Given instruction 1:
From the passage on humor in the Bible, copy everything from "But in this" down to "presence were profanation.".
Given instruction 2:
In the passage on humor in the Bible, how much time do the Bible's documents cover?

Text extract:

But in this summary there is no mention made of the literary qualities which it is here proposed to consider. They are as completely ignored as if the very suggestion of their presence were profanation.

II.

The presumption is that in such a book, or rather collection of books as the Bible, the elements of Wit and Humor would be found. We have here the best historical, poetical, and moral works of a whole people. These documents cover in time more than a millennium and a half. It is more than probable that during that time amusing incidents occurred, even in connection with the religious trend of the history, some of which would be reported; that grotesque and odd characters existed, some of whom would be described, and their sayings and doings noted; that among the moral teachers of the people, there were some at least, who would point their precepts with wit and edge their rebukes with sarcasm. We should expect to find all these things, as we should expect to find pathos or sublimity. The humorous is just as legitimate in literature and quite as much an element of influence. It glows in all the other great books which have shaped the life and thought of mankind; and it is only fair to presume that we shall find its light shining from those pages that have been most potent of all.

But is not “the volume of this book” a serious one? Is it not profoundly in earnest? Are not its themes most solemn? Is not its purpose the highest under heaven, the most important to the inhabitants of earth? The conclusion, however, that the questioner has in mind is by no means inevitable. It is a mistake to suppose that humor is incompatible with seriousness, earnestness and solemnity. “As in one of my lectures,” says Henry Reed, “I spoke of attempting to draw too precise a line around sacred literature, making it too much a thing apart, so in regard to the literature of wit and humor. I shall be very sorry, if such a title as that which I have been obliged to use, led any one to think of it as of a more distinctive existence than is the case, instead of regarding those faculties as pervading the literature in various degrees, and thus forming some of the elements of its life. I shall have occasion to trace these elements in close connection with elements of tragedy, and to show how the processes we generalize under the names of wit and humor are kindred with the most intense passion and the deepest feeling.”

Provided material:
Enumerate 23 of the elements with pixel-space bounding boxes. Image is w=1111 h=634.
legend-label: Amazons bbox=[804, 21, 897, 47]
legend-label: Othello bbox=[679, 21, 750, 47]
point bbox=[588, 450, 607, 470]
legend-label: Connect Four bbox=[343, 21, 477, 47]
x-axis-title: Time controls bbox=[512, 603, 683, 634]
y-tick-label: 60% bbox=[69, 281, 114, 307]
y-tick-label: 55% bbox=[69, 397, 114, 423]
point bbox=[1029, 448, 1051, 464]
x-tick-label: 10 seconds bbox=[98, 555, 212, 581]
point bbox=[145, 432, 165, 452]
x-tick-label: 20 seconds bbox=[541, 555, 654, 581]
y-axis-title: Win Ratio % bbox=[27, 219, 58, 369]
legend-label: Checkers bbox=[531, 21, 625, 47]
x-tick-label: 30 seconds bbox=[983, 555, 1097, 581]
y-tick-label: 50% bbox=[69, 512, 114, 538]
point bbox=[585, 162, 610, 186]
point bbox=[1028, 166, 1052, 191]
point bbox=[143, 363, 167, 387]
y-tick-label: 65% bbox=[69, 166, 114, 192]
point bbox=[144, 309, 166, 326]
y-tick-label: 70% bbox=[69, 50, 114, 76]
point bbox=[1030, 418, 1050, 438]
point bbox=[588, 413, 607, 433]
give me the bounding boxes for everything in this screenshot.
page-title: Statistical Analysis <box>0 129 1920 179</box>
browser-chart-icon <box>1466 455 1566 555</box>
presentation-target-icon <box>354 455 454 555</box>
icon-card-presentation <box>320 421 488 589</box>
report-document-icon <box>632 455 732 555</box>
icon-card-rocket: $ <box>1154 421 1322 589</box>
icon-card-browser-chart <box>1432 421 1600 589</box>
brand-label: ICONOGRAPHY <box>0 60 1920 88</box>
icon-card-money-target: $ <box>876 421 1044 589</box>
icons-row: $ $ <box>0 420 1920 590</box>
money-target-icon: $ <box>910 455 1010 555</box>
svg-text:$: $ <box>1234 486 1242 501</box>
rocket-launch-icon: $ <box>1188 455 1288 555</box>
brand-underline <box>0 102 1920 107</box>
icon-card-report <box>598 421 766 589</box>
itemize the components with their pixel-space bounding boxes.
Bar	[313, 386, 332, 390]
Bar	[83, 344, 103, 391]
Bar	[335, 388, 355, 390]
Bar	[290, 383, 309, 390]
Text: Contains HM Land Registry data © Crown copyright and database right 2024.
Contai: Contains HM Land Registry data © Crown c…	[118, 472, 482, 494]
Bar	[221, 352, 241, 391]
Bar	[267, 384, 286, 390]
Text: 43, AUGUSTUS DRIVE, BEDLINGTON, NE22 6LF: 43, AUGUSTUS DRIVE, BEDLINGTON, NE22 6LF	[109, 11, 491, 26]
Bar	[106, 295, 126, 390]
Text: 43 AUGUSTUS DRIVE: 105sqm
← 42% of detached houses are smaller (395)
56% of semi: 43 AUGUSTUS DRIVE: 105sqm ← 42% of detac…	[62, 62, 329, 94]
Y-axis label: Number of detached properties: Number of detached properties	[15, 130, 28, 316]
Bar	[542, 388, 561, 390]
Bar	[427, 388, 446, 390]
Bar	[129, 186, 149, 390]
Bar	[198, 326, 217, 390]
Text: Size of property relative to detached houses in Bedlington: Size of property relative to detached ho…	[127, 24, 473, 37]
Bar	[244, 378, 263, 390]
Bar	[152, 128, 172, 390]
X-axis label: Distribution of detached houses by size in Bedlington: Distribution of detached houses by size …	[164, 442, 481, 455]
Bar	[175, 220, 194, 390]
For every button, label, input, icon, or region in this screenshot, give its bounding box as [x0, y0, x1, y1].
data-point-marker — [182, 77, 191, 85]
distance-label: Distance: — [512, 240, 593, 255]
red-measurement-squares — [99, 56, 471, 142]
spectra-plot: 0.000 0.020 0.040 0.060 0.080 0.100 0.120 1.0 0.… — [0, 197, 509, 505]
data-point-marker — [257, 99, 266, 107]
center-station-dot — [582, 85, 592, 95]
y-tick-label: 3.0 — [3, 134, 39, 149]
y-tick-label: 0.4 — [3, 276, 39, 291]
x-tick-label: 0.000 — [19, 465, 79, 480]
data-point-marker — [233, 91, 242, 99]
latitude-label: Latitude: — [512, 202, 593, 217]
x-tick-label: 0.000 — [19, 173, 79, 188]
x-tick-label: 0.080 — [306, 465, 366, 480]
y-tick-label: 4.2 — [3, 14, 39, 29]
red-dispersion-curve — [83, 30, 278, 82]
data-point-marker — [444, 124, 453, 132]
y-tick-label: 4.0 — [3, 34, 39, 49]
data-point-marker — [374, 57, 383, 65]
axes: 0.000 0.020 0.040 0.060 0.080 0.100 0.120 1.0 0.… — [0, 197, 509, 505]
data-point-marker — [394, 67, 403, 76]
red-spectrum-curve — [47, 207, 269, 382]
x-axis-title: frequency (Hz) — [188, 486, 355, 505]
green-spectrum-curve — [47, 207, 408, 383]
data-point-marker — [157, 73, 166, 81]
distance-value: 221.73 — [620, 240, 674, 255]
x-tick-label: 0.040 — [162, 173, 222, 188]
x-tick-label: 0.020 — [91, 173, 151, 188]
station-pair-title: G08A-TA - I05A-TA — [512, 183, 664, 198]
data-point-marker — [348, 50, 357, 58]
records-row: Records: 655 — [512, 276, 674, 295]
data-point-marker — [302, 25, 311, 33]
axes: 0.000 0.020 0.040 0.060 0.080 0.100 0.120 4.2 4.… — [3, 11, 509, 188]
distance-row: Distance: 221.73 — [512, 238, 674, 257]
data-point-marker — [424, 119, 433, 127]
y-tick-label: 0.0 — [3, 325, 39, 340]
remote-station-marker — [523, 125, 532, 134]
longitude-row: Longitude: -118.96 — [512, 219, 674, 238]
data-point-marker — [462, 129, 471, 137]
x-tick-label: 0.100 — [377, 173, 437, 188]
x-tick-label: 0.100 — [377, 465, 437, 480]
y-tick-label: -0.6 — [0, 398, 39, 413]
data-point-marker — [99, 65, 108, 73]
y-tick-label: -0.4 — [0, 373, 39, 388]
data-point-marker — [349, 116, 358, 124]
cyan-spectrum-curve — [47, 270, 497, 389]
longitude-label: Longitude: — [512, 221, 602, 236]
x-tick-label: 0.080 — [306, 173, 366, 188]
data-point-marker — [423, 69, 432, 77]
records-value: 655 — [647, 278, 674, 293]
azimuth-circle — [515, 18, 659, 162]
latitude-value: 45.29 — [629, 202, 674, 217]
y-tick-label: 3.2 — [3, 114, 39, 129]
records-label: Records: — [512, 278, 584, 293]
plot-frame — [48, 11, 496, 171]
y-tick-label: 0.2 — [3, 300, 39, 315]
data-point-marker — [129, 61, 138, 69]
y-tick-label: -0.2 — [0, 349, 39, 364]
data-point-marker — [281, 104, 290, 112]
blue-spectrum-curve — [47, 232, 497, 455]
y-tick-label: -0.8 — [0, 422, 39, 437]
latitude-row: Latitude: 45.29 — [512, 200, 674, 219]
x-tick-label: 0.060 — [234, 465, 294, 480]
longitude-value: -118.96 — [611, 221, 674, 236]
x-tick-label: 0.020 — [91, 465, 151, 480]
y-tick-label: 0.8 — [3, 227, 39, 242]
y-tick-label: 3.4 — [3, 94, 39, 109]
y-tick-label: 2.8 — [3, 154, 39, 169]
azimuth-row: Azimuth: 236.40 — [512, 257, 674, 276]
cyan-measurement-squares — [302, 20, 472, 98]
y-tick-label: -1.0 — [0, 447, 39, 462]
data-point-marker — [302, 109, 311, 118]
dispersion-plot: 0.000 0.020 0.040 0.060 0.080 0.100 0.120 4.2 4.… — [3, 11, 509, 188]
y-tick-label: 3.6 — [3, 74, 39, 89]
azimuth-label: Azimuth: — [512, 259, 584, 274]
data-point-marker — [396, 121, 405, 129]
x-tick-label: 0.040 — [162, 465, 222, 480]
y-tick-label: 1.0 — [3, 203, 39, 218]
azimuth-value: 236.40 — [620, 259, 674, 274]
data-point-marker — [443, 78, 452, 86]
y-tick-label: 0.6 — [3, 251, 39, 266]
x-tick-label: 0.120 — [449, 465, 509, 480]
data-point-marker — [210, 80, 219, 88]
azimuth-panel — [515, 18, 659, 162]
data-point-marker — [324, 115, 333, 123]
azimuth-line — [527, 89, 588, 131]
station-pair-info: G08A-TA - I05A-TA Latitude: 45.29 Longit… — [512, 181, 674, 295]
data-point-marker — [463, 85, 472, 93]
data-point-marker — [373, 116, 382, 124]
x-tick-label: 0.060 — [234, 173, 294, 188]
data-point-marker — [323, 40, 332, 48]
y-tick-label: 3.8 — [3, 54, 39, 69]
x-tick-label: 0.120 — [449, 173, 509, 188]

Correct output 1:
But in this summary there is no mention made of the literary qualities which it is here proposed to consider. They are as completely ignored as if the very suggestion of their presence were profanation.

Correct output 2:
More than a millennium and a half.